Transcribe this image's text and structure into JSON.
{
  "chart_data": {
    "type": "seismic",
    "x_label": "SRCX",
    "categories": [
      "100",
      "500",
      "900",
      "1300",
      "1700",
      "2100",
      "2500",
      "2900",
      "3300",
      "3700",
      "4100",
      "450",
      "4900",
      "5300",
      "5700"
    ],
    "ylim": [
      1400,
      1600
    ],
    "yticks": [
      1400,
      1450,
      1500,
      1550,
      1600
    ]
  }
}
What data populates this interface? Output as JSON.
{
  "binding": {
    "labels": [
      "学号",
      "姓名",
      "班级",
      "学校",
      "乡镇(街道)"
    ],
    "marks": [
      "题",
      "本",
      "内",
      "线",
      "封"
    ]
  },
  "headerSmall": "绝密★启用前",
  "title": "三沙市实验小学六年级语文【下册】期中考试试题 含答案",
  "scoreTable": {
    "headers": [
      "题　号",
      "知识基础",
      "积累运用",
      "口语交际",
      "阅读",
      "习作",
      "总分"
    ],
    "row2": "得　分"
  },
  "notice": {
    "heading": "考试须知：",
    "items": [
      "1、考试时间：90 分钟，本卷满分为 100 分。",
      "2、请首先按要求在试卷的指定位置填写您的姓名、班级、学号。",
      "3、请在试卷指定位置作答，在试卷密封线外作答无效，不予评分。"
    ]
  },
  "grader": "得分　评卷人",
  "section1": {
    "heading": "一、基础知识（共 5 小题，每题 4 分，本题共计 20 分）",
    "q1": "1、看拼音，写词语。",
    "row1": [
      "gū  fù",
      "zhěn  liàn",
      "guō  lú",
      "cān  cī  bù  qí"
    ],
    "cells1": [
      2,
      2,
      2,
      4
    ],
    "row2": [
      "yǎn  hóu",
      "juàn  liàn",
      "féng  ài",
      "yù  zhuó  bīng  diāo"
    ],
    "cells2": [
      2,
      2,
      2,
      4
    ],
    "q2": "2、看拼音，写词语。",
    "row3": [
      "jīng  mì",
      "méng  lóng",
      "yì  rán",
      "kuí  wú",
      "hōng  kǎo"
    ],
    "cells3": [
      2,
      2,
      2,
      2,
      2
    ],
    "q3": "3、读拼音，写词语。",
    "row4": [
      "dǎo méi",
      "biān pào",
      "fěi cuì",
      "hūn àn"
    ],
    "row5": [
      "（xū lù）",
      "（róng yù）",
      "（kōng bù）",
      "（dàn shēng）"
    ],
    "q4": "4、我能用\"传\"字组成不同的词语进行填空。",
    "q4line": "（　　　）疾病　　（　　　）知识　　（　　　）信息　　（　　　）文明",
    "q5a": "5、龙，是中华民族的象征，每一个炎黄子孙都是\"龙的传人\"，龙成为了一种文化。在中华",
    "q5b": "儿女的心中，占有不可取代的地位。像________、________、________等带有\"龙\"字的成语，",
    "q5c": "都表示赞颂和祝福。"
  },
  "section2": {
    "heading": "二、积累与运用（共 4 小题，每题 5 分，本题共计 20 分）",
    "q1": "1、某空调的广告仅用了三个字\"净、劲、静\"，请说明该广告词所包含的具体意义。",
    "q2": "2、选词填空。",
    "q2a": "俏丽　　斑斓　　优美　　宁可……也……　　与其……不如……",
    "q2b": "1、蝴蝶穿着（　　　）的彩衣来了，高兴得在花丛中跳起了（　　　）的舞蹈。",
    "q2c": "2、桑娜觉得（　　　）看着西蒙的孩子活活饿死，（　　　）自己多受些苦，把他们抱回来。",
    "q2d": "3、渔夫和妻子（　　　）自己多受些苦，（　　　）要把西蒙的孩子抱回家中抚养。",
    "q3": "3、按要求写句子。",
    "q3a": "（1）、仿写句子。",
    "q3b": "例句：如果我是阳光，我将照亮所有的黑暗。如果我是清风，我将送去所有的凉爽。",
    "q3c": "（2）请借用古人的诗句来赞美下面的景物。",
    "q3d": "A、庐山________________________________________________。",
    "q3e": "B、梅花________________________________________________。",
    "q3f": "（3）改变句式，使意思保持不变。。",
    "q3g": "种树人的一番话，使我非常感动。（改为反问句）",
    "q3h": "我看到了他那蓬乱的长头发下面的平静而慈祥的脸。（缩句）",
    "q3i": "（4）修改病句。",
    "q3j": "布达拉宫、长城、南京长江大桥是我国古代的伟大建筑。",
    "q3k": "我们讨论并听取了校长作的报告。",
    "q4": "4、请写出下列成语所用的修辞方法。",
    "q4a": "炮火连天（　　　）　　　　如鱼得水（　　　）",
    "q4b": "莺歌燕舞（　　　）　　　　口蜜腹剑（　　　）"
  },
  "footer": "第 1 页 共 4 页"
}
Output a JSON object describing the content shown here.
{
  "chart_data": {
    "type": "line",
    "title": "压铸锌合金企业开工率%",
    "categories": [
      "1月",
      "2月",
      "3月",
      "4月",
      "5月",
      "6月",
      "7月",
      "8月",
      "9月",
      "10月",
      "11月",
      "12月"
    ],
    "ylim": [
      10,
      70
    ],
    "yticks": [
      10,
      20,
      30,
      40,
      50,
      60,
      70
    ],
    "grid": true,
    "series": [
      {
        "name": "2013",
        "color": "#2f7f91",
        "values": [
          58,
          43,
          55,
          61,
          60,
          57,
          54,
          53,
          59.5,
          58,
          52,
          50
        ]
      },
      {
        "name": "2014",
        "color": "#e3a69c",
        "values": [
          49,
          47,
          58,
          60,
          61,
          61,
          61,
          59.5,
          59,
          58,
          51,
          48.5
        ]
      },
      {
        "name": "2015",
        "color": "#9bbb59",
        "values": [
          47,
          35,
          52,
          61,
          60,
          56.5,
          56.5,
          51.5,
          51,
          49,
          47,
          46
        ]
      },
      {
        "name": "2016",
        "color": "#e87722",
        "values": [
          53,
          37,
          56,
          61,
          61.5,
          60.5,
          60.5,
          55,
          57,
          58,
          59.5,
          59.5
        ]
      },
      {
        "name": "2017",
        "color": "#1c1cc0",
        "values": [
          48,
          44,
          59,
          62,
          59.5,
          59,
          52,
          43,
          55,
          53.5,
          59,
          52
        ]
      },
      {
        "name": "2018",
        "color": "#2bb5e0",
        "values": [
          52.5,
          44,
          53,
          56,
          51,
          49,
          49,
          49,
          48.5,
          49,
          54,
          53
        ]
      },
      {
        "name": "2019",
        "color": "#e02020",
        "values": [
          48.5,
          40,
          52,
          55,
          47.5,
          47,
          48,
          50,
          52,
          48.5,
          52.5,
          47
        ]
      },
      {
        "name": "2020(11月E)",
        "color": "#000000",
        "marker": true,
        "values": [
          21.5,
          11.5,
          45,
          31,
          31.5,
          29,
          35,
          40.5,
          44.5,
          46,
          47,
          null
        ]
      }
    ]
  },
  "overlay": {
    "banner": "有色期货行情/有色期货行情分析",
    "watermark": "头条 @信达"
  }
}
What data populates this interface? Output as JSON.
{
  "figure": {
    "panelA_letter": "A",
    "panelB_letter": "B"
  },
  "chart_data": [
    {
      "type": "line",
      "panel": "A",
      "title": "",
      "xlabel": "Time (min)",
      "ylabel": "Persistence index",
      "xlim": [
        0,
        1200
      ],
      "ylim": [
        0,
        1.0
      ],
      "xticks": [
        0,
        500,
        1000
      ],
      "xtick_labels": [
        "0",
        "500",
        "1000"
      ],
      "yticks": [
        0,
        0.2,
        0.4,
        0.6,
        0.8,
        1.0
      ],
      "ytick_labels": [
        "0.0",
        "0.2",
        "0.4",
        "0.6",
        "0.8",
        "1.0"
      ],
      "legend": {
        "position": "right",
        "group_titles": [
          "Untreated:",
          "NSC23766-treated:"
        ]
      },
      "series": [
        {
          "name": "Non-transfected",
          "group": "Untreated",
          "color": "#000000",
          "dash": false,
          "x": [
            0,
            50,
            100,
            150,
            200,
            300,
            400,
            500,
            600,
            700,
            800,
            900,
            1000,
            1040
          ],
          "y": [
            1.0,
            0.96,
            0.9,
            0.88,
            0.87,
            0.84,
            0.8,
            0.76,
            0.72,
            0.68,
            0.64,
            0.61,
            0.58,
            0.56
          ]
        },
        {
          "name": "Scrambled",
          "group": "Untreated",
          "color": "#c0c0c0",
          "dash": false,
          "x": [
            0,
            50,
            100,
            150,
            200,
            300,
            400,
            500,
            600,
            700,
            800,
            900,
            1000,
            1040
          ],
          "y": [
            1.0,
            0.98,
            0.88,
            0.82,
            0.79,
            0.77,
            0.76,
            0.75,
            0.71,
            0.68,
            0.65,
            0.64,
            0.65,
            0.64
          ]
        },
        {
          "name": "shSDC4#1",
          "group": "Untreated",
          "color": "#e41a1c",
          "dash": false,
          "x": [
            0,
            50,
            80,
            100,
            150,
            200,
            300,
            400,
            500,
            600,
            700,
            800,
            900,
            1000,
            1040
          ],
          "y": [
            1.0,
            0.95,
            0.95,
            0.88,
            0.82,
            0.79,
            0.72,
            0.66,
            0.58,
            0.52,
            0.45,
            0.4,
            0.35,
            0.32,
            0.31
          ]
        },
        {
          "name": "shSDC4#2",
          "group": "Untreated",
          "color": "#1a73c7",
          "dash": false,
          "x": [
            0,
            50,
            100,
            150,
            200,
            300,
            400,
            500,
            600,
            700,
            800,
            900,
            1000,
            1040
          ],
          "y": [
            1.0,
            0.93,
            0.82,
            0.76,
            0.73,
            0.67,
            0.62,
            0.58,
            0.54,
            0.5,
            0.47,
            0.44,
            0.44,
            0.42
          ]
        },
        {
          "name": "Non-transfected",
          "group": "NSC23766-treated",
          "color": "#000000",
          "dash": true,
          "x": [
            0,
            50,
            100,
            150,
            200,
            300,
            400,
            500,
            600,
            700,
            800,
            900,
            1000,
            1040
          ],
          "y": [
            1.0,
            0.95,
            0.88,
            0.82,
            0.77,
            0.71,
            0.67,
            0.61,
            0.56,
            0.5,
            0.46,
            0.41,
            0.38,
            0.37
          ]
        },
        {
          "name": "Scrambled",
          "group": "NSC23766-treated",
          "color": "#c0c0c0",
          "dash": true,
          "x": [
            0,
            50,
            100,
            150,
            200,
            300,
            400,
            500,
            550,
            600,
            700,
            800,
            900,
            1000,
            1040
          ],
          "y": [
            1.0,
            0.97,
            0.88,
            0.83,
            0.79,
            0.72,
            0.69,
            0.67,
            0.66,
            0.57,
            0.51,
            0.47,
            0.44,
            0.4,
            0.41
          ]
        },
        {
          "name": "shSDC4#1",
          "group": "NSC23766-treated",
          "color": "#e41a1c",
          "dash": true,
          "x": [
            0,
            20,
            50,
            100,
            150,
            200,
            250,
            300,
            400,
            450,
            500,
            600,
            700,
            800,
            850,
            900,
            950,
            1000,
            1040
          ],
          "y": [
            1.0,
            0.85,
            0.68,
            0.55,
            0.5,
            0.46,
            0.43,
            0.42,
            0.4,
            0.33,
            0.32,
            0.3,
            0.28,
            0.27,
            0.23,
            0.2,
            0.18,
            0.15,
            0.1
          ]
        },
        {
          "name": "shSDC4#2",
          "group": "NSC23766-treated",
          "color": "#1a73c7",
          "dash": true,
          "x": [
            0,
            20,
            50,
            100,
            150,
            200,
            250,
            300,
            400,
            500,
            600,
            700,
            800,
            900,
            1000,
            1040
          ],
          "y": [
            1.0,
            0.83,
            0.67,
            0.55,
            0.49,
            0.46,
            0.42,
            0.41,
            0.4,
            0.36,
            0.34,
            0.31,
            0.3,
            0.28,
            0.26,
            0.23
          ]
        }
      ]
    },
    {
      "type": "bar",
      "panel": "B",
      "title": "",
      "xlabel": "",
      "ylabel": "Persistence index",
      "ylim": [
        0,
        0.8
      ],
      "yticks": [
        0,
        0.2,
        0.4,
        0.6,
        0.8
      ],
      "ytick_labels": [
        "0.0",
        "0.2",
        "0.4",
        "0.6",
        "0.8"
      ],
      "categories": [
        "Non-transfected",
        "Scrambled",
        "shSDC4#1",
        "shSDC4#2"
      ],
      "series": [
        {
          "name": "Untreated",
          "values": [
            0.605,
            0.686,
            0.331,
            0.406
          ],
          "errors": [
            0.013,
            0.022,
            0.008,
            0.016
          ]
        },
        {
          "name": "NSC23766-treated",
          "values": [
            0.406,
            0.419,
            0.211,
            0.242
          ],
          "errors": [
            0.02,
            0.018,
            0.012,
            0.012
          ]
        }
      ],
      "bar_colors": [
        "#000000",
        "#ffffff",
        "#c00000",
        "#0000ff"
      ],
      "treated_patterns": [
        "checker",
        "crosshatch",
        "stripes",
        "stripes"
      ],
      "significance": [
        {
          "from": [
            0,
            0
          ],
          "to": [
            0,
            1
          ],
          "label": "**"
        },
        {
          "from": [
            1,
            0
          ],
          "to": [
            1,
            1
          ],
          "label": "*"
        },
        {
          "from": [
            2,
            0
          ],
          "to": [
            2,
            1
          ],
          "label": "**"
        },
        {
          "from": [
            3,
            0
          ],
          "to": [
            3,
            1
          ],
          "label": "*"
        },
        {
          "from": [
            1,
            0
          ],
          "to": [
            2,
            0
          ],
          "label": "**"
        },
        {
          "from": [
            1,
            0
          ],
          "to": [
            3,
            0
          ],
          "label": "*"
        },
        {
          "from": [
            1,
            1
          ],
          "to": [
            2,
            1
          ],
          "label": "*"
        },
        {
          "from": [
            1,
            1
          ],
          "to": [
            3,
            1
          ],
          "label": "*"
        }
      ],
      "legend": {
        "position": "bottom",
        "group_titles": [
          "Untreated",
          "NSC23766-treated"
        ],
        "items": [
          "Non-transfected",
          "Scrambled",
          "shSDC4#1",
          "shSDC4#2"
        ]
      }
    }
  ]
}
=-=-=
:: WHAT YOU NEED TO DO ::
Take every line containing the word "自己多受些苦" and copy it.

:: OUTPUT OF THE TASK ::
    "q2c": "2、桑娜觉得（　　　）看着西蒙的孩子活活饿死，（　　　）自己多受些苦，把他们抱回来。",
    "q2d": "3、渔夫和妻子（　　　）自己多受些苦，（　　　）要把西蒙的孩子抱回家中抚养。",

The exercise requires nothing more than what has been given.